Your assignment – Restate the records that follow word for word. Omit the images.

Data for review –
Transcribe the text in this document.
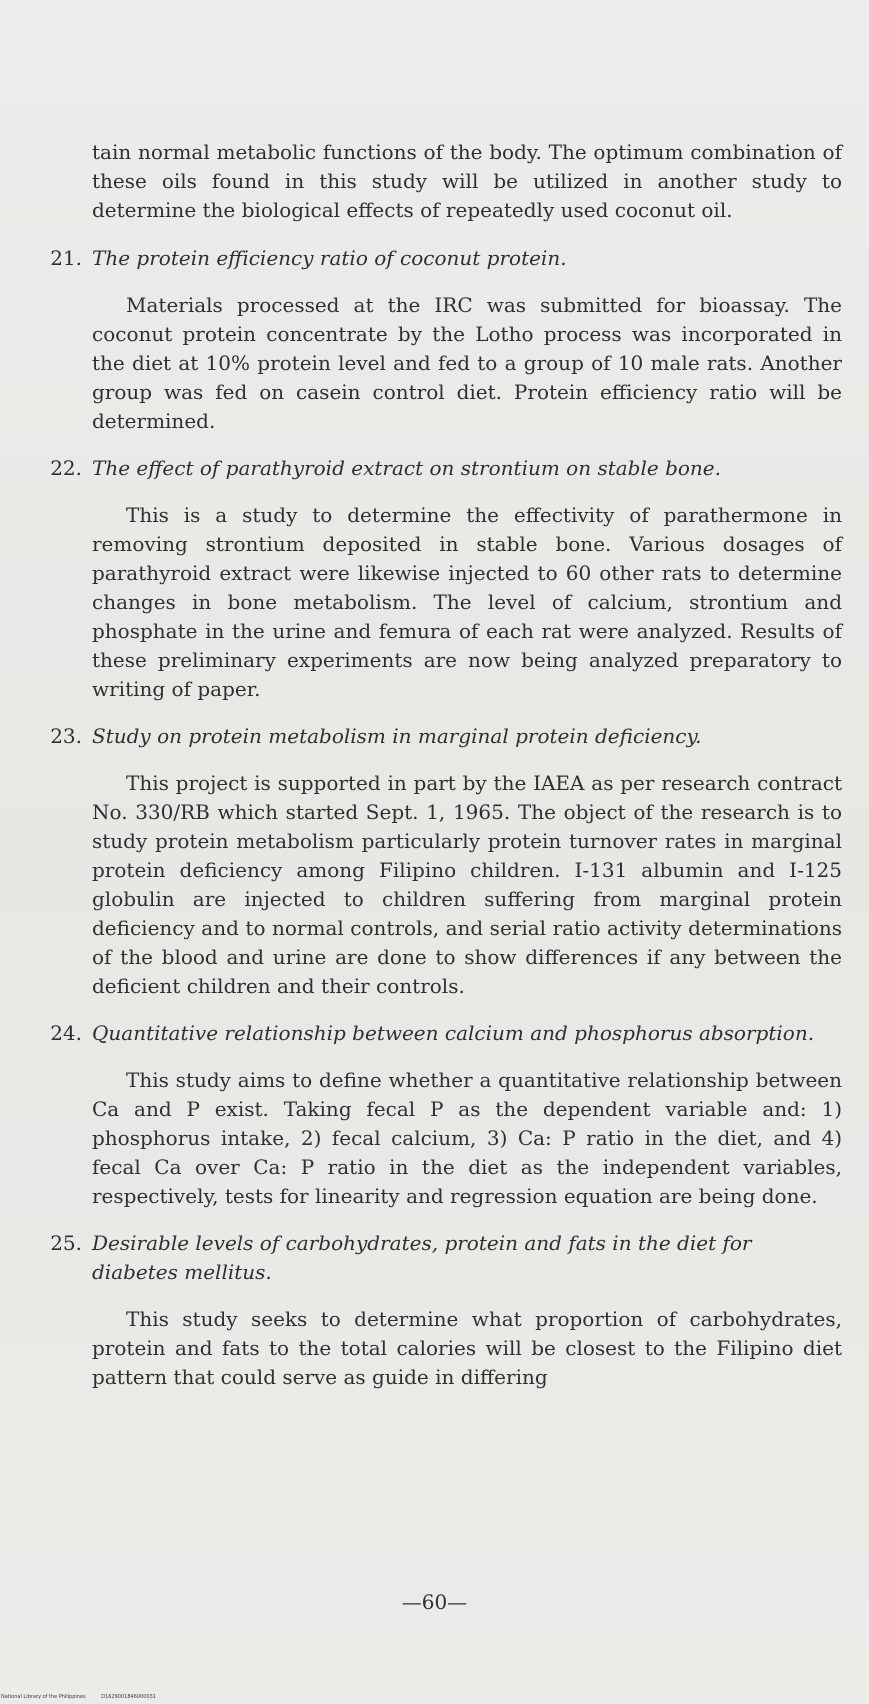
tain normal metabolic functions of the body. The optimum combination of these oils found in this study will be utilized in another study to determine the biological effects of repeatedly used coconut oil.

21. The protein efficiency ratio of coconut protein.

Materials processed at the IRC was submitted for bioassay. The coconut protein concentrate by the Lotho process was incorporated in the diet at 10% protein level and fed to a group of 10 male rats. Another group was fed on casein control diet. Protein efficiency ratio will be determined.

22. The effect of parathyroid extract on strontium on stable bone.

This is a study to determine the effectivity of parathermone in removing strontium deposited in stable bone. Various dosages of parathyroid extract were likewise injected to 60 other rats to determine changes in bone metabolism. The level of calcium, strontium and phosphate in the urine and femura of each rat were analyzed. Results of these preliminary experiments are now being analyzed preparatory to writing of paper.

23. Study on protein metabolism in marginal protein deficiency.

This project is supported in part by the IAEA as per research contract No. 330/RB which started Sept. 1, 1965. The object of the research is to study protein metabolism particularly protein turnover rates in marginal protein deficiency among Filipino children. I-131 albumin and I-125 globulin are injected to children suffering from marginal protein deficiency and to normal controls, and serial ratio activity determinations of the blood and urine are done to show differences if any between the deficient children and their controls.

24. Quantitative relationship between calcium and phosphorus absorption.

This study aims to define whether a quantitative relationship between Ca and P exist. Taking fecal P as the dependent variable and: 1) phosphorus intake, 2) fecal calcium, 3) Ca: P ratio in the diet, and 4) fecal Ca over Ca: P ratio in the diet as the independent variables, respectively, tests for linearity and regression equation are being done.

25. Desirable levels of carbohydrates, protein and fats in the diet for diabetes mellitus.

This study seeks to determine what proportion of carbohydrates, protein and fats to the total calories will be closest to the Filipino diet pattern that could serve as guide in differing

—60—
National Library of the Philippines	D1629001846000031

Result of the task –
Transcribe the text in this document.
tain normal metabolic functions of the body. The optimum combination of these oils found in this study will be utilized in another study to determine the biological effects of repeatedly used coconut oil.

21. The protein efficiency ratio of coconut protein.

Materials processed at the IRC was submitted for bioassay. The coconut protein concentrate by the Lotho process was incorporated in the diet at 10% protein level and fed to a group of 10 male rats. Another group was fed on casein control diet. Protein efficiency ratio will be determined.

22. The effect of parathyroid extract on strontium on stable bone.

This is a study to determine the effectivity of parathermone in removing strontium deposited in stable bone. Various dosages of parathyroid extract were likewise injected to 60 other rats to determine changes in bone metabolism. The level of calcium, strontium and phosphate in the urine and femura of each rat were analyzed. Results of these preliminary experiments are now being analyzed preparatory to writing of paper.

23. Study on protein metabolism in marginal protein deficiency.

This project is supported in part by the IAEA as per research contract No. 330/RB which started Sept. 1, 1965. The object of the research is to study protein metabolism particularly protein turnover rates in marginal protein deficiency among Filipino children. I-131 albumin and I-125 globulin are injected to children suffering from marginal protein deficiency and to normal controls, and serial ratio activity determinations of the blood and urine are done to show differences if any between the deficient children and their controls.

24. Quantitative relationship between calcium and phosphorus absorption.

This study aims to define whether a quantitative relationship between Ca and P exist. Taking fecal P as the dependent variable and: 1) phosphorus intake, 2) fecal calcium, 3) Ca: P ratio in the diet, and 4) fecal Ca over Ca: P ratio in the diet as the independent variables, respectively, tests for linearity and regression equation are being done.

25. Desirable levels of carbohydrates, protein and fats in the diet for diabetes mellitus.

This study seeks to determine what proportion of carbohydrates, protein and fats to the total calories will be closest to the Filipino diet pattern that could serve as guide in differing

—60—
National Library of the Philippines	D1629001846000031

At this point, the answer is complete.